Exercise task: Find the word "title" in the data. Return every line where it appears.

──────────

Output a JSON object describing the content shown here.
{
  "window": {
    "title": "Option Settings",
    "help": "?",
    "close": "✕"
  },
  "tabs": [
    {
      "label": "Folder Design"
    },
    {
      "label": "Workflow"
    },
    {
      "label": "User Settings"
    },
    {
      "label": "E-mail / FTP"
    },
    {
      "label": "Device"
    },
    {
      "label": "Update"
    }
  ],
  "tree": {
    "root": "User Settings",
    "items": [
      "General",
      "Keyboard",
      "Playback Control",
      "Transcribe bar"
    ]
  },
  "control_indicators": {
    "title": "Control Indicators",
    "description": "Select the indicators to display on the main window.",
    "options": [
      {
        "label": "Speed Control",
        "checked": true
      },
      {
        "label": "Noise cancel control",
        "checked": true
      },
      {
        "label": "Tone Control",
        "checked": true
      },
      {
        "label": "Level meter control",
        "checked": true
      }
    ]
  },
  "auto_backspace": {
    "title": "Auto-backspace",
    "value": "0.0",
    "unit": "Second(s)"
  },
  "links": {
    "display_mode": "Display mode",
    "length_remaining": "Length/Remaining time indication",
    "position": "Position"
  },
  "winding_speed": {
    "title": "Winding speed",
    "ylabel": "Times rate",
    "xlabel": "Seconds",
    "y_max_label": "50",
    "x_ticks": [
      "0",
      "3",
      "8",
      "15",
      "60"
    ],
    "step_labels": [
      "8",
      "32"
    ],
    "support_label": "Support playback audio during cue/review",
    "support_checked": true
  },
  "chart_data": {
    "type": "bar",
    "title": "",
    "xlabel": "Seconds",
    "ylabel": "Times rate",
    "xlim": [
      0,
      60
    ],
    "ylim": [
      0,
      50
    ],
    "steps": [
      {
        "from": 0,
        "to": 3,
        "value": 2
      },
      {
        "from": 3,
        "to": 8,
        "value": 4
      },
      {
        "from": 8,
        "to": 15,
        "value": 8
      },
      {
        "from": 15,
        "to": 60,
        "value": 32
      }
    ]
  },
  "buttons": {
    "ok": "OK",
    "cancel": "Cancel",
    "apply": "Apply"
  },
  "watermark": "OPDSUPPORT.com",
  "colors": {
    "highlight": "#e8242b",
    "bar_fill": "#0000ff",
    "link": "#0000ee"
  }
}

──────────

Result of this task:
    "title": "Option Settings",
    "title": "Control Indicators",
    "title": "Auto-backspace",
    "title": "Winding speed",
    "title": "",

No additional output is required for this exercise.